> **DESCRIPTION OF THE TASK**
Identify each line containing the word "series" and copy it.

> **RECORDS TO USE**
=====
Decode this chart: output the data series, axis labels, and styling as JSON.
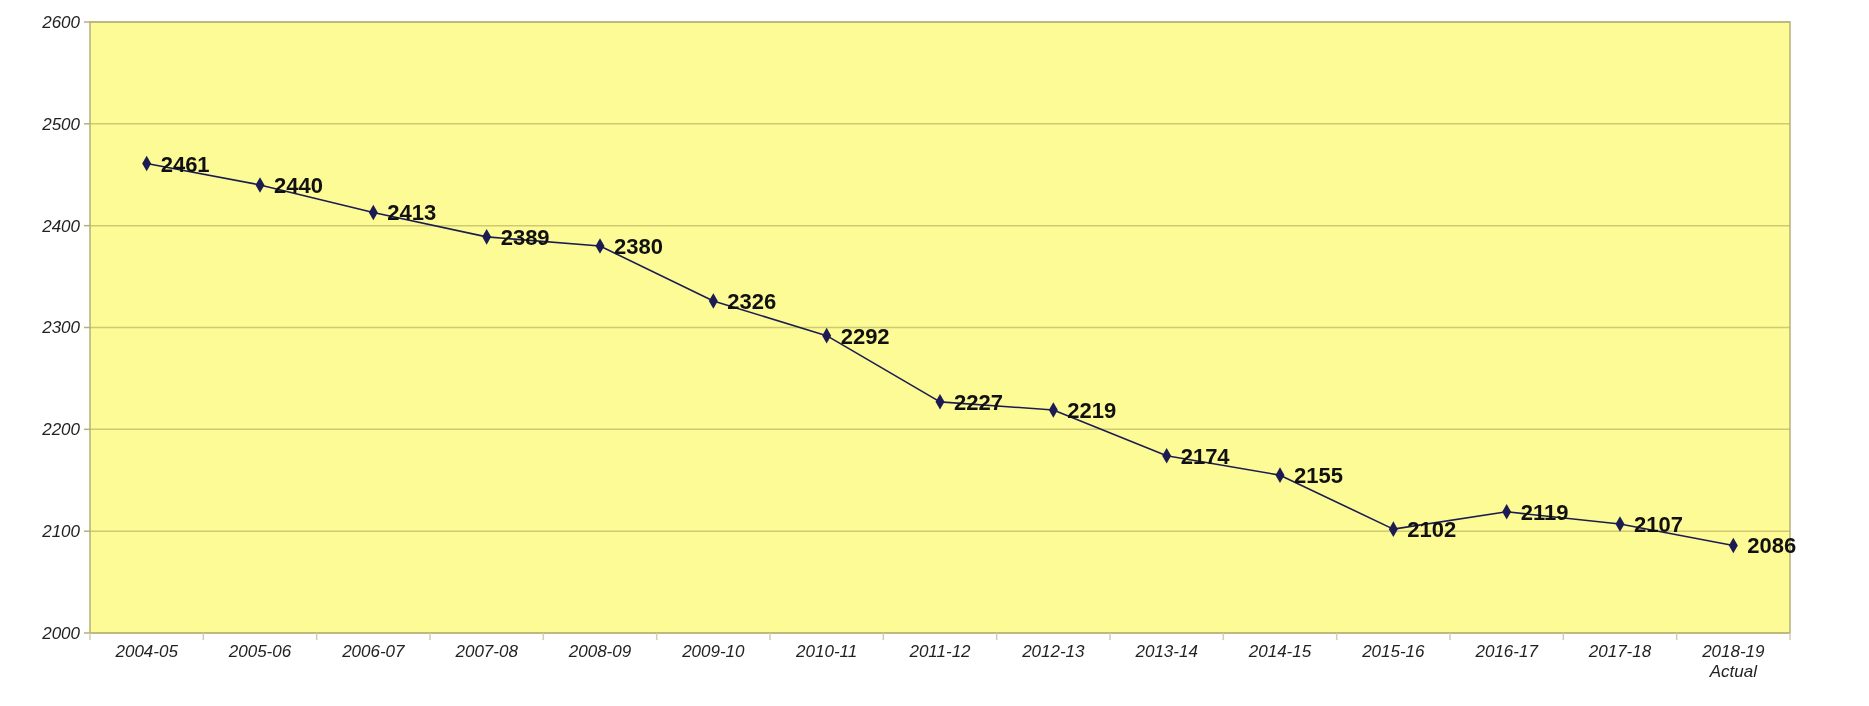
{
  "chart_data": {
    "type": "line",
    "categories": [
      "2004-05",
      "2005-06",
      "2006-07",
      "2007-08",
      "2008-09",
      "2009-10",
      "2010-11",
      "2011-12",
      "2012-13",
      "2013-14",
      "2014-15",
      "2015-16",
      "2016-17",
      "2017-18",
      "2018-19\nActual"
    ],
    "series": [
      {
        "color": "#1c1c52",
        "values": [
          2461,
          2440,
          2413,
          2389,
          2380,
          2326,
          2292,
          2227,
          2219,
          2174,
          2155,
          2102,
          2119,
          2107,
          2086
        ]
      }
    ],
    "ylim": [
      2000,
      2600
    ],
    "yticks": [
      2000,
      2100,
      2200,
      2300,
      2400,
      2500,
      2600
    ],
    "grid": "y",
    "marker": "diamond",
    "line_style": "solid",
    "data_labels": true
  }
}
=====
> **ANSWER BELOW**
Decode this chart: output the data series, axis labels, and styling as JSON.
    "series": [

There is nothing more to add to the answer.